» **EXERCISE BRIEF**
Transcribe all of the material exactly. Any picture in it should be left out.

» **INFORMATION SHOWN**
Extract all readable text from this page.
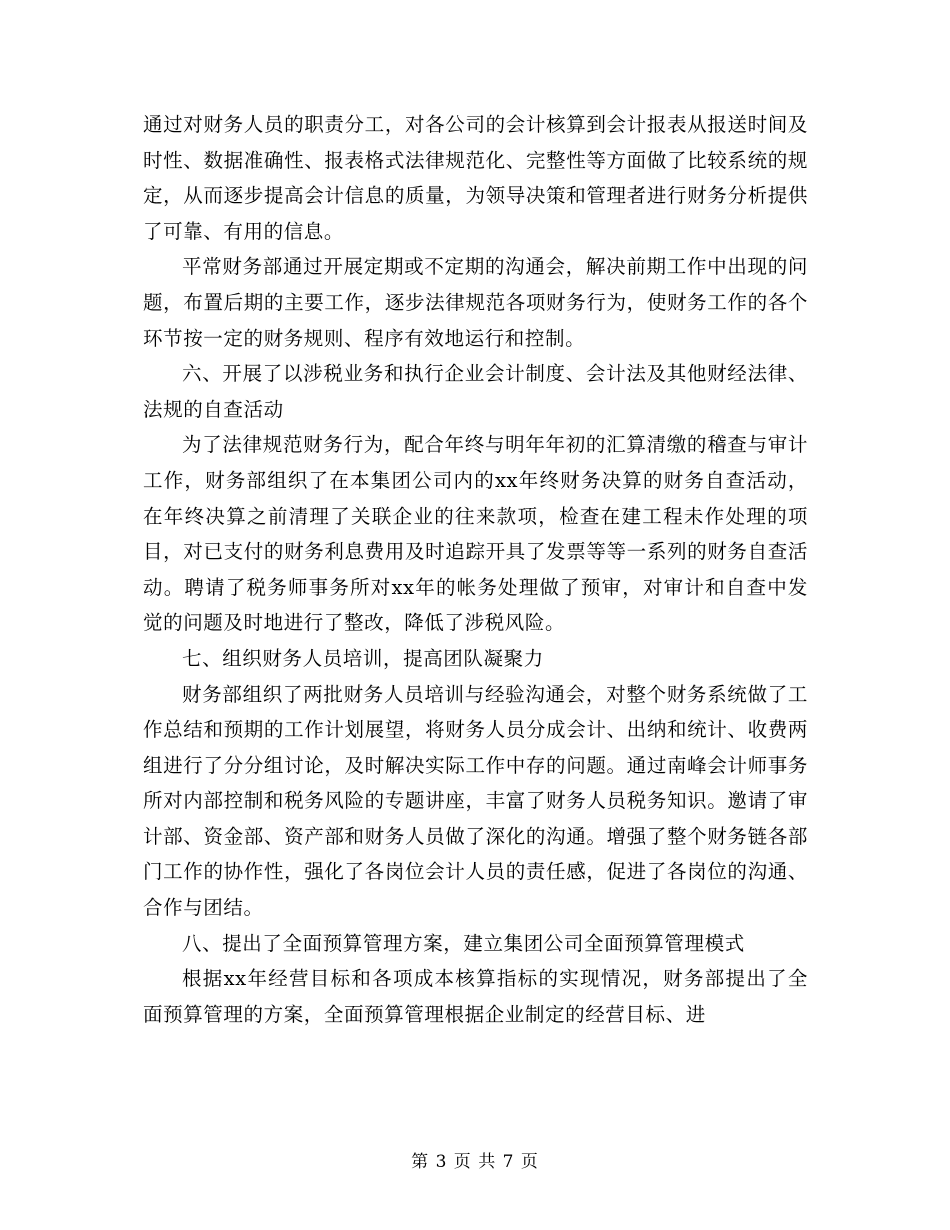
通过对财务人员的职责分工，对各公司的会计核算到会计报表从报送时间及时性、数据准确性、报表格式法律规范化、完整性等方面做了比较系统的规定，从而逐步提高会计信息的质量，为领导决策和管理者进行财务分析提供了可靠、有用的信息。

平常财务部通过开展定期或不定期的沟通会，解决前期工作中出现的问题，布置后期的主要工作，逐步法律规范各项财务行为，使财务工作的各个环节按一定的财务规则、程序有效地运行和控制。

六、开展了以涉税业务和执行企业会计制度、会计法及其他财经法律、法规的自查活动

为了法律规范财务行为，配合年终与明年年初的汇算清缴的稽查与审计工作，财务部组织了在本集团公司内的xx年终财务决算的财务自查活动，在年终决算之前清理了关联企业的往来款项，检查在建工程未作处理的项目，对已支付的财务利息费用及时追踪开具了发票等等一系列的财务自查活动。聘请了税务师事务所对xx年的帐务处理做了预审，对审计和自查中发觉的问题及时地进行了整改，降低了涉税风险。

七、组织财务人员培训，提高团队凝聚力

财务部组织了两批财务人员培训与经验沟通会，对整个财务系统做了工作总结和预期的工作计划展望，将财务人员分成会计、出纳和统计、收费两组进行了分分组讨论，及时解决实际工作中存的问题。通过南峰会计师事务所对内部控制和税务风险的专题讲座，丰富了财务人员税务知识。邀请了审计部、资金部、资产部和财务人员做了深化的沟通。增强了整个财务链各部门工作的协作性，强化了各岗位会计人员的责任感，促进了各岗位的沟通、合作与团结。

八、提出了全面预算管理方案，建立集团公司全面预算管理模式

根据xx年经营目标和各项成本核算指标的实现情况，财务部提出了全面预算管理的方案，全面预算管理根据企业制定的经营目标、进

第 3 页 共 7 页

» **ANSWER IN FULL**
Extract all readable text from this page.
通过对财务人员的职责分工，对各公司的会计核算到会计报表从报送时间及时性、数据准确性、报表格式法律规范化、完整性等方面做了比较系统的规定，从而逐步提高会计信息的质量，为领导决策和管理者进行财务分析提供了可靠、有用的信息。

平常财务部通过开展定期或不定期的沟通会，解决前期工作中出现的问题，布置后期的主要工作，逐步法律规范各项财务行为，使财务工作的各个环节按一定的财务规则、程序有效地运行和控制。

六、开展了以涉税业务和执行企业会计制度、会计法及其他财经法律、法规的自查活动

为了法律规范财务行为，配合年终与明年年初的汇算清缴的稽查与审计工作，财务部组织了在本集团公司内的xx年终财务决算的财务自查活动，在年终决算之前清理了关联企业的往来款项，检查在建工程未作处理的项目，对已支付的财务利息费用及时追踪开具了发票等等一系列的财务自查活动。聘请了税务师事务所对xx年的帐务处理做了预审，对审计和自查中发觉的问题及时地进行了整改，降低了涉税风险。

七、组织财务人员培训，提高团队凝聚力

财务部组织了两批财务人员培训与经验沟通会，对整个财务系统做了工作总结和预期的工作计划展望，将财务人员分成会计、出纳和统计、收费两组进行了分分组讨论，及时解决实际工作中存的问题。通过南峰会计师事务所对内部控制和税务风险的专题讲座，丰富了财务人员税务知识。邀请了审计部、资金部、资产部和财务人员做了深化的沟通。增强了整个财务链各部门工作的协作性，强化了各岗位会计人员的责任感，促进了各岗位的沟通、合作与团结。

八、提出了全面预算管理方案，建立集团公司全面预算管理模式

根据xx年经营目标和各项成本核算指标的实现情况，财务部提出了全面预算管理的方案，全面预算管理根据企业制定的经营目标、进

第 3 页 共 7 页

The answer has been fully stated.